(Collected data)
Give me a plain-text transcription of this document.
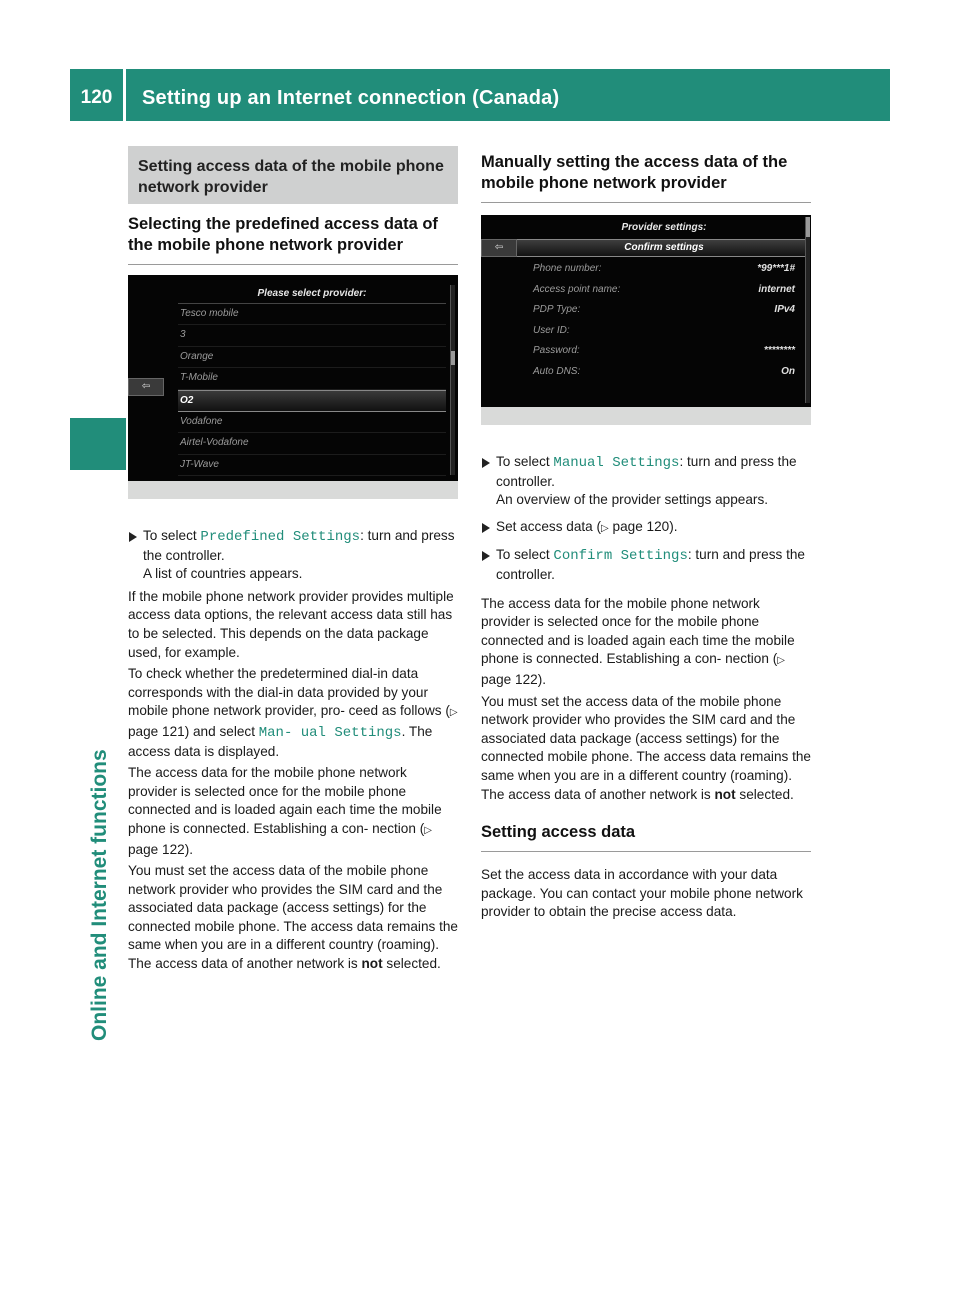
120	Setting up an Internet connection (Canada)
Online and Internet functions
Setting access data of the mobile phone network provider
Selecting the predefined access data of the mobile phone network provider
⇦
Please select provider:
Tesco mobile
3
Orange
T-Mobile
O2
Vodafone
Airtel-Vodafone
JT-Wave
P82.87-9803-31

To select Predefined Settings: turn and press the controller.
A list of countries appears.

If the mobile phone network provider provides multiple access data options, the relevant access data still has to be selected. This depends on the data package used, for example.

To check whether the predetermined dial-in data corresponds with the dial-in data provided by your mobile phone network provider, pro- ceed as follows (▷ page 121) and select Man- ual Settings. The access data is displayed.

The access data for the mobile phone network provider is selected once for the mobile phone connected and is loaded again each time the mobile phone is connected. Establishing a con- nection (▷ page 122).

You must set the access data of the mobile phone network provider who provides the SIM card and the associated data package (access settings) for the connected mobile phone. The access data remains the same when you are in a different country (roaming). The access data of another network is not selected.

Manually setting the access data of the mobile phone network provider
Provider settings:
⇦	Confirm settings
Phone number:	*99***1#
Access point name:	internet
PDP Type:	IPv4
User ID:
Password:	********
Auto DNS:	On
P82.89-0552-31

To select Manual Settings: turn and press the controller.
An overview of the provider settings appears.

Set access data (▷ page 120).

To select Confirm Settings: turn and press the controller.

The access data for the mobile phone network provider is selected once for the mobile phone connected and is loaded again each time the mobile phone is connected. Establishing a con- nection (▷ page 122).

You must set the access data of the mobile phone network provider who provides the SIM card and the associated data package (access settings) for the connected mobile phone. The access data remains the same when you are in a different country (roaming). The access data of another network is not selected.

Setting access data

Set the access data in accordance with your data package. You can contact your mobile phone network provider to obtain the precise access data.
--
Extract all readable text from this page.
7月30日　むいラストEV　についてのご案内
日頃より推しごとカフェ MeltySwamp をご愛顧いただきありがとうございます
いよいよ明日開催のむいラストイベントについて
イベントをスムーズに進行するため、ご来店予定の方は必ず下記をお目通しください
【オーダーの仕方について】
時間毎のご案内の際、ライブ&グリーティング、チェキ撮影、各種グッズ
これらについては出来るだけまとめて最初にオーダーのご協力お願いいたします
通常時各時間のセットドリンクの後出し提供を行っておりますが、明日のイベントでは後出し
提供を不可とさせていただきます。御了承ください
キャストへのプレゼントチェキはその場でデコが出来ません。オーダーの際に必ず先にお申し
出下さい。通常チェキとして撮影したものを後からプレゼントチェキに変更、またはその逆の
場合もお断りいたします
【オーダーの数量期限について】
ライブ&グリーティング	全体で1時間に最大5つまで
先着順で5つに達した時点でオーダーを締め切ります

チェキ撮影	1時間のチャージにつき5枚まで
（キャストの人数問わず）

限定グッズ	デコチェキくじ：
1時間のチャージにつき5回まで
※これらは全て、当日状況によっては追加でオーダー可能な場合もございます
--
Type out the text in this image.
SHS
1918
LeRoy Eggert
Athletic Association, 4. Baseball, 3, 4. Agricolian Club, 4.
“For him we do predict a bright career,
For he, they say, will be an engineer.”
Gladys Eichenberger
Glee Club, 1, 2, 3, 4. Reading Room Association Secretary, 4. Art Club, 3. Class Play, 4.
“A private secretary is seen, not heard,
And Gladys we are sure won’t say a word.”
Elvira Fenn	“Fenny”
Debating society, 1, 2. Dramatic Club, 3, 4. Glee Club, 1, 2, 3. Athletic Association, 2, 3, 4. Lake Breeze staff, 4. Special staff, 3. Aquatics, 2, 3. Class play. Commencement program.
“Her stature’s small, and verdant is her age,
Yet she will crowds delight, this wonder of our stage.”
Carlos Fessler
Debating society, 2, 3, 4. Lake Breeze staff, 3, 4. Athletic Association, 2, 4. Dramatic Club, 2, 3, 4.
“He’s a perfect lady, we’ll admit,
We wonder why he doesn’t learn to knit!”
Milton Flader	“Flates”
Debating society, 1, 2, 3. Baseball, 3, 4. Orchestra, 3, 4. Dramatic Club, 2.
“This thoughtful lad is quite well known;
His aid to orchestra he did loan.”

▶ PROBLEM TO SOLVE: Where a line of the material above holds the string "package", copy that line.

▶ EXERCISE ANSWER:
If the mobile phone network provider provides multiple access data options, the relevant access data still has to be selected. This depends on the data package used, for example.
You must set the access data of the mobile phone network provider who provides the SIM card and the associated data package (access settings) for the connected mobile phone. The access data remains the same when you are in a different country (roaming). The access data of another network is not selected.
You must set the access data of the mobile phone network provider who provides the SIM card and the associated data package (access settings) for the connected mobile phone. The access data remains the same when you are in a different country (roaming). The access data of another network is not selected.
Set the access data in accordance with your data package. You can contact your mobile phone network provider to obtain the precise access data.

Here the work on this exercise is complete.